* Excerpted data:

***

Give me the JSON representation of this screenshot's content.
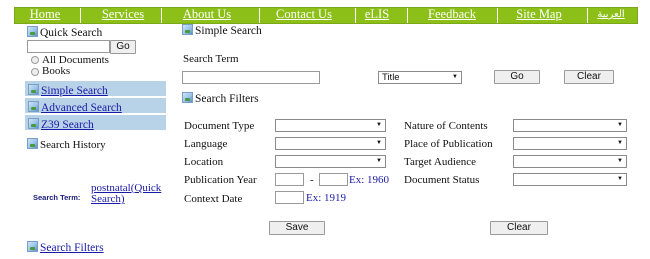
{
  "nav": {
    "items": [
      "Home",
      "Services",
      "About Us",
      "Contact Us",
      "eLIS",
      "Feedback",
      "Site Map",
      "العربية"
    ]
  },
  "sidebar": {
    "quick_search_title": "Quick Search",
    "quick_search_value": "",
    "go_label": "Go",
    "radio_all": "All Documents",
    "radio_books": "Books",
    "simple_search_link": "Simple Search",
    "advanced_search_link": "Advanced Search",
    "z39_search_link": "Z39 Search",
    "search_history_label": "Search History",
    "history_prefix": "Search Term:",
    "history_link": "postnatal(Quick Search)",
    "search_filters_link": "Search Filters"
  },
  "main": {
    "simple_search_heading": "Simple Search",
    "search_term_label": "Search Term",
    "search_term_value": "",
    "field_select": "Title",
    "go_label": "Go",
    "clear_label": "Clear",
    "filters_heading": "Search Filters",
    "document_type_label": "Document Type",
    "language_label": "Language",
    "location_label": "Location",
    "publication_year_label": "Publication Year",
    "year_dash": "-",
    "year_hint": "Ex: 1960",
    "context_date_label": "Context Date",
    "context_hint": "Ex: 1919",
    "nature_of_contents_label": "Nature of Contents",
    "place_of_publication_label": "Place of Publication",
    "target_audience_label": "Target Audience",
    "document_status_label": "Document Status",
    "save_label": "Save",
    "clear_bottom_label": "Clear"
  }
}
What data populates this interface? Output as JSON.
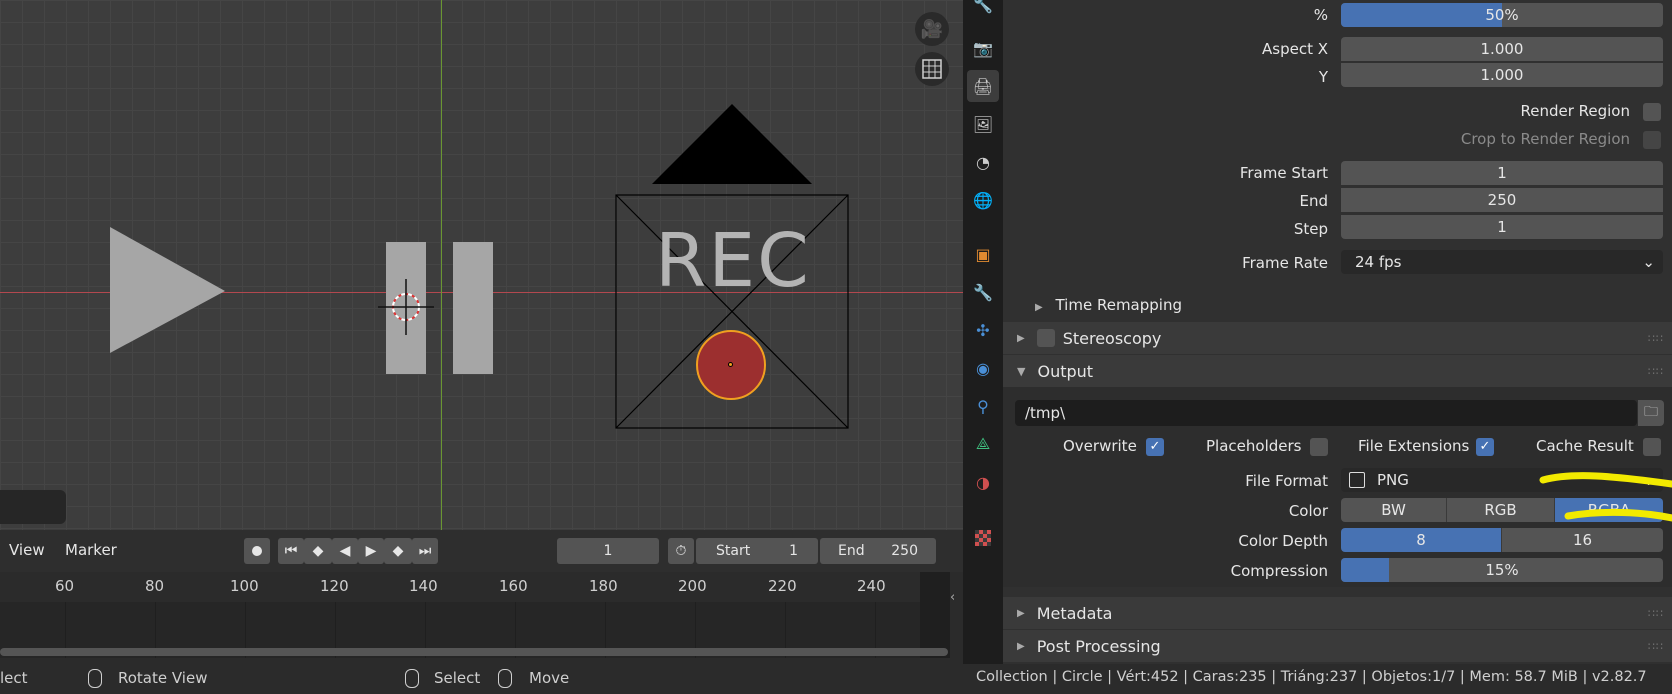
{
  "viewport": {
    "rec_text": "REC"
  },
  "timeline": {
    "menu_view": "View",
    "menu_marker": "Marker",
    "current_frame": "1",
    "start_label": "Start",
    "start_value": "1",
    "end_label": "End",
    "end_value": "250",
    "ruler_ticks": [
      "60",
      "80",
      "100",
      "120",
      "140",
      "160",
      "180",
      "200",
      "220",
      "240"
    ]
  },
  "status": {
    "select_left": "lect",
    "rotate_view": "Rotate View",
    "select": "Select",
    "move": "Move",
    "info": "Collection | Circle | Vért:452 | Caras:235 | Triáng:237 | Objetos:1/7 | Mem: 58.7 MiB | v2.82.7"
  },
  "properties": {
    "percent_label": "%",
    "percent_value": "50%",
    "percent_fraction": 0.5,
    "aspect_x_label": "Aspect X",
    "aspect_x_value": "1.000",
    "aspect_y_label": "Y",
    "aspect_y_value": "1.000",
    "render_region_label": "Render Region",
    "crop_region_label": "Crop to Render Region",
    "frame_start_label": "Frame Start",
    "frame_start_value": "1",
    "end_label": "End",
    "end_value": "250",
    "step_label": "Step",
    "step_value": "1",
    "frame_rate_label": "Frame Rate",
    "frame_rate_value": "24 fps",
    "time_remapping": "Time Remapping",
    "stereoscopy": "Stereoscopy",
    "output": "Output",
    "output_path": "/tmp\\",
    "overwrite": "Overwrite",
    "placeholders": "Placeholders",
    "file_extensions": "File Extensions",
    "cache_result": "Cache Result",
    "file_format_label": "File Format",
    "file_format_value": "PNG",
    "color_label": "Color",
    "color_bw": "BW",
    "color_rgb": "RGB",
    "color_rgba": "RGBA",
    "color_depth_label": "Color Depth",
    "depth_8": "8",
    "depth_16": "16",
    "compression_label": "Compression",
    "compression_value": "15%",
    "compression_fraction": 0.15,
    "metadata": "Metadata",
    "post_processing": "Post Processing"
  },
  "colors": {
    "accent": "#4772b3",
    "highlight_annotation": "#f2ea00",
    "record_dot": "#9c2f2f"
  }
}
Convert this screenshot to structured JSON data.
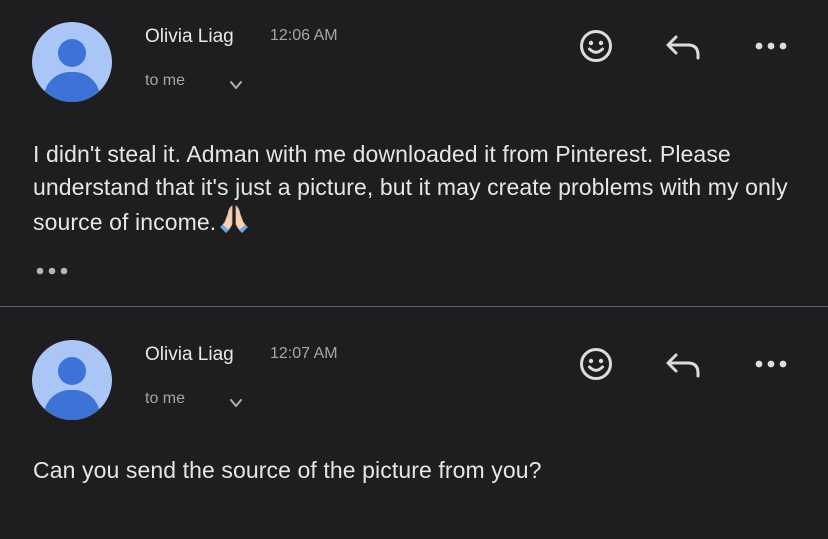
{
  "messages": [
    {
      "sender": "Olivia Liag",
      "time": "12:06 AM",
      "recipient": "to me",
      "body": "I didn't steal it. Adman with me downloaded it from Pinterest. Please understand that it's just a picture, but it may create problems with my only source of income.",
      "body_emoji": "folded-hands-emoji",
      "trimmed_content": true
    },
    {
      "sender": "Olivia Liag",
      "time": "12:07 AM",
      "recipient": "to me",
      "body": "Can you send the source of the picture from you?"
    }
  ],
  "icons": {
    "emoji": "smiley-face-icon",
    "reply": "reply-arrow-icon",
    "more": "more-options-icon",
    "expand": "chevron-down-icon"
  },
  "colors": {
    "background": "#1e1e20",
    "avatar_bg": "#a9c6f6",
    "avatar_fg": "#3d72d6",
    "text": "#e6e6e6",
    "muted": "#a6a6a9",
    "divider": "#5f6063"
  }
}
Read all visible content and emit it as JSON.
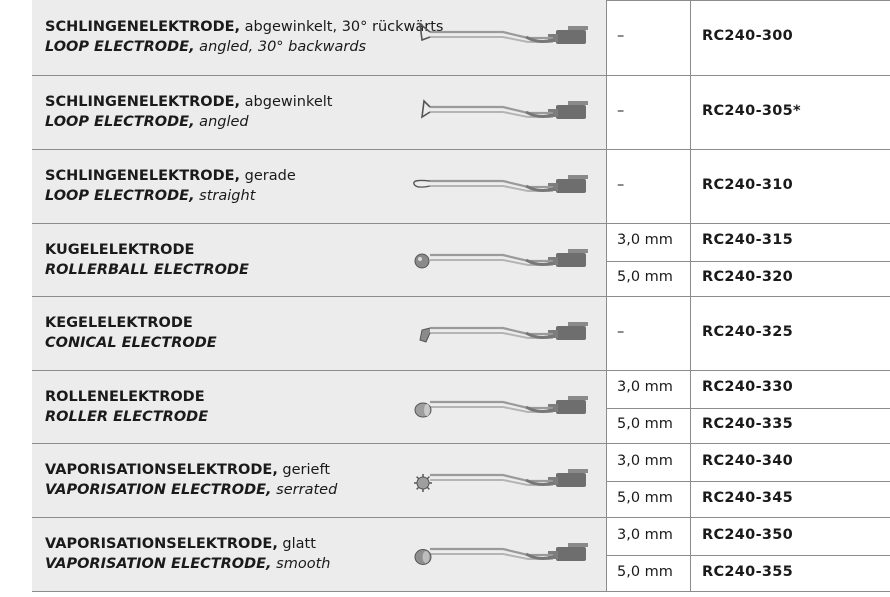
{
  "rows": [
    {
      "de_bold": "SCHLINGENELEKTRODE,",
      "de_rest": " abgewinkelt, 30° rückwärts",
      "en_bold": "LOOP ELECTRODE,",
      "en_rest": " angled, 30° backwards",
      "variants": [
        {
          "dim": "–",
          "code": "RC240-300"
        }
      ],
      "tip": "loop-angled-back"
    },
    {
      "de_bold": "SCHLINGENELEKTRODE,",
      "de_rest": " abgewinkelt",
      "en_bold": "LOOP ELECTRODE,",
      "en_rest": " angled",
      "variants": [
        {
          "dim": "–",
          "code": "RC240-305*"
        }
      ],
      "tip": "loop-angled"
    },
    {
      "de_bold": "SCHLINGENELEKTRODE,",
      "de_rest": " gerade",
      "en_bold": "LOOP ELECTRODE,",
      "en_rest": " straight",
      "variants": [
        {
          "dim": "–",
          "code": "RC240-310"
        }
      ],
      "tip": "loop-straight"
    },
    {
      "de_bold": "KUGELELEKTRODE",
      "de_rest": "",
      "en_bold": "ROLLERBALL ELECTRODE",
      "en_rest": "",
      "variants": [
        {
          "dim": "3,0 mm",
          "code": "RC240-315"
        },
        {
          "dim": "5,0 mm",
          "code": "RC240-320"
        }
      ],
      "tip": "ball"
    },
    {
      "de_bold": "KEGELELEKTRODE",
      "de_rest": "",
      "en_bold": "CONICAL ELECTRODE",
      "en_rest": "",
      "variants": [
        {
          "dim": "–",
          "code": "RC240-325"
        }
      ],
      "tip": "cone"
    },
    {
      "de_bold": "ROLLENELEKTRODE",
      "de_rest": "",
      "en_bold": "ROLLER ELECTRODE",
      "en_rest": "",
      "variants": [
        {
          "dim": "3,0 mm",
          "code": "RC240-330"
        },
        {
          "dim": "5,0 mm",
          "code": "RC240-335"
        }
      ],
      "tip": "roller"
    },
    {
      "de_bold": "VAPORISATIONSELEKTRODE,",
      "de_rest": " gerieft",
      "en_bold": "VAPORISATION ELECTRODE,",
      "en_rest": " serrated",
      "variants": [
        {
          "dim": "3,0 mm",
          "code": "RC240-340"
        },
        {
          "dim": "5,0 mm",
          "code": "RC240-345"
        }
      ],
      "tip": "serrated"
    },
    {
      "de_bold": "VAPORISATIONSELEKTRODE,",
      "de_rest": " glatt",
      "en_bold": "VAPORISATION ELECTRODE,",
      "en_rest": " smooth",
      "variants": [
        {
          "dim": "3,0 mm",
          "code": "RC240-350"
        },
        {
          "dim": "5,0 mm",
          "code": "RC240-355"
        }
      ],
      "tip": "smooth"
    }
  ],
  "colors": {
    "row_bg": "#ececec",
    "rule": "#8c8c8c",
    "steel": "#9a9a9a",
    "steel_dark": "#555555"
  }
}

***

Omit the pictures and reproduce the listing exactly.

Give me the JSON representation of this screenshot's content.
{
  "nav": {
    "items": [
      "Home",
      "Services",
      "About Us",
      "Contact Us",
      "eLIS",
      "Feedback",
      "Site Map",
      "العربية"
    ]
  },
  "sidebar": {
    "quick_search_title": "Quick Search",
    "quick_search_value": "",
    "go_label": "Go",
    "radio_all": "All Documents",
    "radio_books": "Books",
    "simple_search_link": "Simple Search",
    "advanced_search_link": "Advanced Search",
    "z39_search_link": "Z39 Search",
    "search_history_label": "Search History",
    "history_prefix": "Search Term:",
    "history_link": "postnatal(Quick Search)",
    "search_filters_link": "Search Filters"
  },
  "main": {
    "simple_search_heading": "Simple Search",
    "search_term_label": "Search Term",
    "search_term_value": "",
    "field_select": "Title",
    "go_label": "Go",
    "clear_label": "Clear",
    "filters_heading": "Search Filters",
    "document_type_label": "Document Type",
    "language_label": "Language",
    "location_label": "Location",
    "publication_year_label": "Publication Year",
    "year_dash": "-",
    "year_hint": "Ex: 1960",
    "context_date_label": "Context Date",
    "context_hint": "Ex: 1919",
    "nature_of_contents_label": "Nature of Contents",
    "place_of_publication_label": "Place of Publication",
    "target_audience_label": "Target Audience",
    "document_status_label": "Document Status",
    "save_label": "Save",
    "clear_bottom_label": "Clear"
  }
}
What data populates this interface? Output as JSON.
{
  "viewport": {
    "rec_text": "REC"
  },
  "timeline": {
    "menu_view": "View",
    "menu_marker": "Marker",
    "current_frame": "1",
    "start_label": "Start",
    "start_value": "1",
    "end_label": "End",
    "end_value": "250",
    "ruler_ticks": [
      "60",
      "80",
      "100",
      "120",
      "140",
      "160",
      "180",
      "200",
      "220",
      "240"
    ]
  },
  "status": {
    "select_left": "lect",
    "rotate_view": "Rotate View",
    "select": "Select",
    "move": "Move",
    "info": "Collection | Circle | Vért:452 | Caras:235 | Triáng:237 | Objetos:1/7 | Mem: 58.7 MiB | v2.82.7"
  },
  "properties": {
    "percent_label": "%",
    "percent_value": "50%",
    "percent_fraction": 0.5,
    "aspect_x_label": "Aspect X",
    "aspect_x_value": "1.000",
    "aspect_y_label": "Y",
    "aspect_y_value": "1.000",
    "render_region_label": "Render Region",
    "crop_region_label": "Crop to Render Region",
    "frame_start_label": "Frame Start",
    "frame_start_value": "1",
    "end_label": "End",
    "end_value": "250",
    "step_label": "Step",
    "step_value": "1",
    "frame_rate_label": "Frame Rate",
    "frame_rate_value": "24 fps",
    "time_remapping": "Time Remapping",
    "stereoscopy": "Stereoscopy",
    "output": "Output",
    "output_path": "/tmp\\",
    "overwrite": "Overwrite",
    "placeholders": "Placeholders",
    "file_extensions": "File Extensions",
    "cache_result": "Cache Result",
    "file_format_label": "File Format",
    "file_format_value": "PNG",
    "color_label": "Color",
    "color_bw": "BW",
    "color_rgb": "RGB",
    "color_rgba": "RGBA",
    "color_depth_label": "Color Depth",
    "depth_8": "8",
    "depth_16": "16",
    "compression_label": "Compression",
    "compression_value": "15%",
    "compression_fraction": 0.15,
    "metadata": "Metadata",
    "post_processing": "Post Processing"
  },
  "colors": {
    "accent": "#4772b3",
    "highlight_annotation": "#f2ea00",
    "record_dot": "#9c2f2f"
  }
}
Convert this screenshot to structured JSON data.
{
  "messages": [
    {
      "sender": "Olivia Liag",
      "time": "12:06 AM",
      "recipient": "to me",
      "body": "I didn't steal it. Adman with me downloaded it from Pinterest. Please understand that it's just a picture, but it may create problems with my only source of income.",
      "body_emoji": "folded-hands-emoji",
      "trimmed_content": true
    },
    {
      "sender": "Olivia Liag",
      "time": "12:07 AM",
      "recipient": "to me",
      "body": "Can you send the source of the picture from you?"
    }
  ],
  "icons": {
    "emoji": "smiley-face-icon",
    "reply": "reply-arrow-icon",
    "more": "more-options-icon",
    "expand": "chevron-down-icon"
  },
  "colors": {
    "background": "#1e1e20",
    "avatar_bg": "#a9c6f6",
    "avatar_fg": "#3d72d6",
    "text": "#e6e6e6",
    "muted": "#a6a6a9",
    "divider": "#5f6063"
  }
}
Read all visible content and emit it as JSON.
{
  "rows": [
    {
      "de_bold": "SCHLINGENELEKTRODE,",
      "de_rest": " abgewinkelt, 30° rückwärts",
      "en_bold": "LOOP ELECTRODE,",
      "en_rest": " angled, 30° backwards",
      "variants": [
        {
          "dim": "–",
          "code": "RC240-300"
        }
      ],
      "tip": "loop-angled-back"
    },
    {
      "de_bold": "SCHLINGENELEKTRODE,",
      "de_rest": " abgewinkelt",
      "en_bold": "LOOP ELECTRODE,",
      "en_rest": " angled",
      "variants": [
        {
          "dim": "–",
          "code": "RC240-305*"
        }
      ],
      "tip": "loop-angled"
    },
    {
      "de_bold": "SCHLINGENELEKTRODE,",
      "de_rest": " gerade",
      "en_bold": "LOOP ELECTRODE,",
      "en_rest": " straight",
      "variants": [
        {
          "dim": "–",
          "code": "RC240-310"
        }
      ],
      "tip": "loop-straight"
    },
    {
      "de_bold": "KUGELELEKTRODE",
      "de_rest": "",
      "en_bold": "ROLLERBALL ELECTRODE",
      "en_rest": "",
      "variants": [
        {
          "dim": "3,0 mm",
          "code": "RC240-315"
        },
        {
          "dim": "5,0 mm",
          "code": "RC240-320"
        }
      ],
      "tip": "ball"
    },
    {
      "de_bold": "KEGELELEKTRODE",
      "de_rest": "",
      "en_bold": "CONICAL ELECTRODE",
      "en_rest": "",
      "variants": [
        {
          "dim": "–",
          "code": "RC240-325"
        }
      ],
      "tip": "cone"
    },
    {
      "de_bold": "ROLLENELEKTRODE",
      "de_rest": "",
      "en_bold": "ROLLER ELECTRODE",
      "en_rest": "",
      "variants": [
        {
          "dim": "3,0 mm",
          "code": "RC240-330"
        },
        {
          "dim": "5,0 mm",
          "code": "RC240-335"
        }
      ],
      "tip": "roller"
    },
    {
      "de_bold": "VAPORISATIONSELEKTRODE,",
      "de_rest": " gerieft",
      "en_bold": "VAPORISATION ELECTRODE,",
      "en_rest": " serrated",
      "variants": [
        {
          "dim": "3,0 mm",
          "code": "RC240-340"
        },
        {
          "dim": "5,0 mm",
          "code": "RC240-345"
        }
      ],
      "tip": "serrated"
    },
    {
      "de_bold": "VAPORISATIONSELEKTRODE,",
      "de_rest": " glatt",
      "en_bold": "VAPORISATION ELECTRODE,",
      "en_rest": " smooth",
      "variants": [
        {
          "dim": "3,0 mm",
          "code": "RC240-350"
        },
        {
          "dim": "5,0 mm",
          "code": "RC240-355"
        }
      ],
      "tip": "smooth"
    }
  ],
  "colors": {
    "row_bg": "#ececec",
    "rule": "#8c8c8c",
    "steel": "#9a9a9a",
    "steel_dark": "#555555"
  }
}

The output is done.